### WHAT THE TASK REQUIRES
Look for the string "JSON" in the lines and copy each line that has it.

### DATA ROWS

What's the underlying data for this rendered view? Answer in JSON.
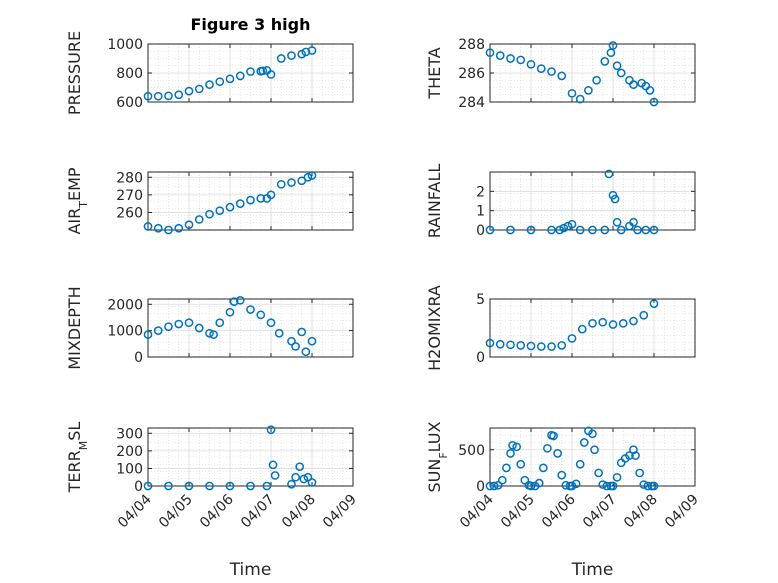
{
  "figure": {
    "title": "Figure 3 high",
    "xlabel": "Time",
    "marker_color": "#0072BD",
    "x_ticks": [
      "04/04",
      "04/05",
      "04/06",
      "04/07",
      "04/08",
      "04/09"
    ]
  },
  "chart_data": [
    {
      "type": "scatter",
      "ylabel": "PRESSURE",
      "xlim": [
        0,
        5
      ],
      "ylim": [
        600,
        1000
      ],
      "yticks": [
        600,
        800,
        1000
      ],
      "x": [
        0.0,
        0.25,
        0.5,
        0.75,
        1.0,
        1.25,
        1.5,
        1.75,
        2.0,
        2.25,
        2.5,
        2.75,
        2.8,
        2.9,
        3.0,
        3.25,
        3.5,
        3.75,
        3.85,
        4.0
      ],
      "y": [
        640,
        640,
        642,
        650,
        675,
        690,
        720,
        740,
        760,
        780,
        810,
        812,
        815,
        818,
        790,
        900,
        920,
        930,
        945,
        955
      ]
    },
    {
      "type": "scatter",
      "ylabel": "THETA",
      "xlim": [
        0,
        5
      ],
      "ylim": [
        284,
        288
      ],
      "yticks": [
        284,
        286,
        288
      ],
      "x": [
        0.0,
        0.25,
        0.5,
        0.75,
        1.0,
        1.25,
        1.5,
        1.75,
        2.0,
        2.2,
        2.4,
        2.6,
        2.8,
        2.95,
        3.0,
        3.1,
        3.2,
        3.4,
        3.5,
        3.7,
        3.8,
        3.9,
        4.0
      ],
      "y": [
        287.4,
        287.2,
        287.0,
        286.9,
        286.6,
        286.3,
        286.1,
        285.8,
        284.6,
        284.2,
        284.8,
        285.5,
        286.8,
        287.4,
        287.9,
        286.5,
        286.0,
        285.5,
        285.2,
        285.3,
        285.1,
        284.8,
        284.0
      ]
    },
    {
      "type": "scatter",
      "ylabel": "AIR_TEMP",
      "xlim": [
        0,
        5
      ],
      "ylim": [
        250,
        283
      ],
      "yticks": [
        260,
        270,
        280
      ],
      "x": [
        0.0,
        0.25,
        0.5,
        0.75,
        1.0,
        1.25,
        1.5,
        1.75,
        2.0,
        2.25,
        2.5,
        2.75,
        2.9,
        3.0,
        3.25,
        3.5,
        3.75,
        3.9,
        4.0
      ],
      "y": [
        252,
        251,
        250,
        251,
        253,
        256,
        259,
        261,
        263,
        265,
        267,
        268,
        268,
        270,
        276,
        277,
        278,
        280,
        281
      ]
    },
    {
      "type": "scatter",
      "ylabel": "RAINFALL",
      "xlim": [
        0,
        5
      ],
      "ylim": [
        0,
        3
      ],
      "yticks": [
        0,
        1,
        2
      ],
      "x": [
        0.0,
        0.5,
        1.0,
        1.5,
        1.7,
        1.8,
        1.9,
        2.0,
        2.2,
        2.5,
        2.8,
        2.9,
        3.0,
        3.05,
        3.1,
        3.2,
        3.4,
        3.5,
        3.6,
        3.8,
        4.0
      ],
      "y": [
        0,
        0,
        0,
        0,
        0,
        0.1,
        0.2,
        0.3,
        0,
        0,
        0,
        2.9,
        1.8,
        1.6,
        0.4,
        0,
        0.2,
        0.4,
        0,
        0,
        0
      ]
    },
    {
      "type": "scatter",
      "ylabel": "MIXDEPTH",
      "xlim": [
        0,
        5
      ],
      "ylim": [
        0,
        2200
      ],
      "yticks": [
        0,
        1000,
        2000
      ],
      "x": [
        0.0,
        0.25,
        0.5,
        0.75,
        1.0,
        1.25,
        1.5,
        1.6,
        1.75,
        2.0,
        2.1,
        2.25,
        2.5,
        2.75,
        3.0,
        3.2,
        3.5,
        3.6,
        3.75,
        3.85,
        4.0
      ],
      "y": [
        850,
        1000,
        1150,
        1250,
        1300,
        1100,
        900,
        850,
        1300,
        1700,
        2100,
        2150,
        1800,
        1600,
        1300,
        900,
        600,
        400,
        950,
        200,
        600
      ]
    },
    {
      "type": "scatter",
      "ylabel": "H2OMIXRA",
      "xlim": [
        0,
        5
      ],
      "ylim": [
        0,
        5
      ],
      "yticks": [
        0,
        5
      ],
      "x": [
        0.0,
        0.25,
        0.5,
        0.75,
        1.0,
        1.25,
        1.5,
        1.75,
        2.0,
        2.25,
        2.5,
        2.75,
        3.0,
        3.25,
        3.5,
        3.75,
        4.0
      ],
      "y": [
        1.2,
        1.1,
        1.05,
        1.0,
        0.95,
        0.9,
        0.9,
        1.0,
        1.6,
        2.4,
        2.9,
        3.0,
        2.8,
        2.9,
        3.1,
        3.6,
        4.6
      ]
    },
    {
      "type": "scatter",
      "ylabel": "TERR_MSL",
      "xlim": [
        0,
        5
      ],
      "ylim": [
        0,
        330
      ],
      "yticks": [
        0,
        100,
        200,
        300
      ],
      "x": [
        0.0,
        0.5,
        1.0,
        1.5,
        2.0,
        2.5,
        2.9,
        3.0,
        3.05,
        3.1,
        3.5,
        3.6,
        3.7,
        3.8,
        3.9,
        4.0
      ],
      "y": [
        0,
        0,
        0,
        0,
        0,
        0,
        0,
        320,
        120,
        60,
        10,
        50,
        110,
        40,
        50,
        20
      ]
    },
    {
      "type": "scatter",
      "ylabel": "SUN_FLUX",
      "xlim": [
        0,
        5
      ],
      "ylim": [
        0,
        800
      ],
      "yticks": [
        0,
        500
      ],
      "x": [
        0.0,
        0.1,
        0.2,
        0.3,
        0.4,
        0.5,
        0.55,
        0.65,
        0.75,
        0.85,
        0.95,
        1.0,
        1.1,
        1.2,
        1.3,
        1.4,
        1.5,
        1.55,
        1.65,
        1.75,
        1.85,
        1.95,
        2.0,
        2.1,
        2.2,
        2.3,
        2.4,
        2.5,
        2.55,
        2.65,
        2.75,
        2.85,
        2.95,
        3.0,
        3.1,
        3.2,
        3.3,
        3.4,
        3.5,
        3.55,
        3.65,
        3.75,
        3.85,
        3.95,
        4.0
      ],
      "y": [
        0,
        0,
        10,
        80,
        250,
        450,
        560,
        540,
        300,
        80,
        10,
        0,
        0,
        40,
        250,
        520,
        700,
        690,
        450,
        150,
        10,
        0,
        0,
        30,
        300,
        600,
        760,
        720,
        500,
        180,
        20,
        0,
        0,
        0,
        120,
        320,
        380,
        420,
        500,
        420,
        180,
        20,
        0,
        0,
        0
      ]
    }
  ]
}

--

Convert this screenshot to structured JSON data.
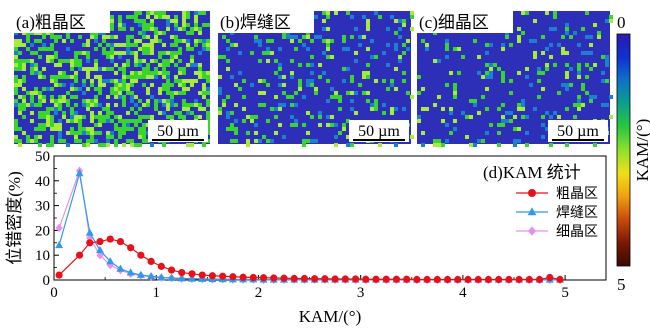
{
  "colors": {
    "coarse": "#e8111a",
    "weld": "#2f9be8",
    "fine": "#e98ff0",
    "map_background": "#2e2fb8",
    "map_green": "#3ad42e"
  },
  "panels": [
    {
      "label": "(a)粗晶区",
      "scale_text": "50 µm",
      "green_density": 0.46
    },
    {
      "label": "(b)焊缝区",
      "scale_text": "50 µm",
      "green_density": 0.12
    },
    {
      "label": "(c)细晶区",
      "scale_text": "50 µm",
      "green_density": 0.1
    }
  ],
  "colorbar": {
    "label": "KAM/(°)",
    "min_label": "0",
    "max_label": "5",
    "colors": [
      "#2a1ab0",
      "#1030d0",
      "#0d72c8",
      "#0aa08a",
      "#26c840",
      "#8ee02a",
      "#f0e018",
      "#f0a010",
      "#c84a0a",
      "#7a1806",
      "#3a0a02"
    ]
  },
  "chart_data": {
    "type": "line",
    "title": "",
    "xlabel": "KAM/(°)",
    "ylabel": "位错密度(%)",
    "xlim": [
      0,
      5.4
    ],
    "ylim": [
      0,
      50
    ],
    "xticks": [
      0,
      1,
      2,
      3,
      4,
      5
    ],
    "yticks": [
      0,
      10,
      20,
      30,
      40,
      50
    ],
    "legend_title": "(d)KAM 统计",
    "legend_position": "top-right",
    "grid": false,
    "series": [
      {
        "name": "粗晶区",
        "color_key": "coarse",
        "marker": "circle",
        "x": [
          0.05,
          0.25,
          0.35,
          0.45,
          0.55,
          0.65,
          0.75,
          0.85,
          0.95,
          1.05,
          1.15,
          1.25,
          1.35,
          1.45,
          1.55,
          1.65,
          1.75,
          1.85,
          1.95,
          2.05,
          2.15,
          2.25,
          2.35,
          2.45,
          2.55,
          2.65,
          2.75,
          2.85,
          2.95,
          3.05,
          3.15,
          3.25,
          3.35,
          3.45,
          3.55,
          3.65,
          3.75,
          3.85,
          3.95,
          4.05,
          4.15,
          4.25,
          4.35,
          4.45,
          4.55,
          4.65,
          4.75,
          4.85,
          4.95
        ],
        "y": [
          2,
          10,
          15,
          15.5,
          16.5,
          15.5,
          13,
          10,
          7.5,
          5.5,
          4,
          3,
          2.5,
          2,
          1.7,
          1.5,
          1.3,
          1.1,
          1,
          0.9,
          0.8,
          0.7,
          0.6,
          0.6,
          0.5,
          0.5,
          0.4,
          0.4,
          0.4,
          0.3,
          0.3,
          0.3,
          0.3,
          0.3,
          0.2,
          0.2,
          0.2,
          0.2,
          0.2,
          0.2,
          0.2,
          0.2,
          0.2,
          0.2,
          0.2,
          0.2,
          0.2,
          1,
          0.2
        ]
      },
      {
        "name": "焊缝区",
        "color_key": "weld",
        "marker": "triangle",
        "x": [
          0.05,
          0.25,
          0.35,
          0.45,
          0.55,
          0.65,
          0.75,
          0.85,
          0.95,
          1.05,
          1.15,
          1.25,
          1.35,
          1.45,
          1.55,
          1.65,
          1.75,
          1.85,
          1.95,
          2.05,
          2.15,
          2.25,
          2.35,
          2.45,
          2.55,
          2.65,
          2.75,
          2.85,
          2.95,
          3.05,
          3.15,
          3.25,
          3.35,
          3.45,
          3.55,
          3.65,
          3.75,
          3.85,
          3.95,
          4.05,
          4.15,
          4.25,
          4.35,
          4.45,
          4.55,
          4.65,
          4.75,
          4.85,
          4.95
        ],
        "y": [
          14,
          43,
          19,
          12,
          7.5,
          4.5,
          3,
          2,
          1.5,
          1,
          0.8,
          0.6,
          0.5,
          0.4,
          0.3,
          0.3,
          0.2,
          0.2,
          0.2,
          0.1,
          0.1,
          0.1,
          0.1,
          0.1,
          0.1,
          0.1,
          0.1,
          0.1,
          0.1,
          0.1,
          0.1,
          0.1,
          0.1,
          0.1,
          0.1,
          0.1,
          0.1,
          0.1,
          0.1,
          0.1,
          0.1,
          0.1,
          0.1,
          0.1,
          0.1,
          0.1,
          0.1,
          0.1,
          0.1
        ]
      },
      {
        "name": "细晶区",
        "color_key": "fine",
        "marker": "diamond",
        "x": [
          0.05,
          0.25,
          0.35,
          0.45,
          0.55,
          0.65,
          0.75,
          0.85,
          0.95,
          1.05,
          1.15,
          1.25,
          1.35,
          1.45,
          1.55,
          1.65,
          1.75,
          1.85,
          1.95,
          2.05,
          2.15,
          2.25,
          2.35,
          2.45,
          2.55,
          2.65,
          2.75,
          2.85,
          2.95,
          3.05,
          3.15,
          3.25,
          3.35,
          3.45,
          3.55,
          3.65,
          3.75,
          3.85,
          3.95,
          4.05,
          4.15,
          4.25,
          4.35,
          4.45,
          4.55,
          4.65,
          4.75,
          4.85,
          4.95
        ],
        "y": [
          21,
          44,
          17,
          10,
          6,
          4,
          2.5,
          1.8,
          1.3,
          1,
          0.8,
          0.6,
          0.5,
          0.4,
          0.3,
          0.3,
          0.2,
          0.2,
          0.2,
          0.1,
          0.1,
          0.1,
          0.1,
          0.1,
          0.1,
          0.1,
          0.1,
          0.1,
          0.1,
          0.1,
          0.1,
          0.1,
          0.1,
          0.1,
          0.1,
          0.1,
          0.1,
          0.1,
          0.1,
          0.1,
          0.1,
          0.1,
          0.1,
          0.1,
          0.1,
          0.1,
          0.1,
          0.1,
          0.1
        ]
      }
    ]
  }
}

### TASK OUTPUT
What's the underlying data for this rendered view? Answer in JSON.
Convert this screenshot to structured JSON data.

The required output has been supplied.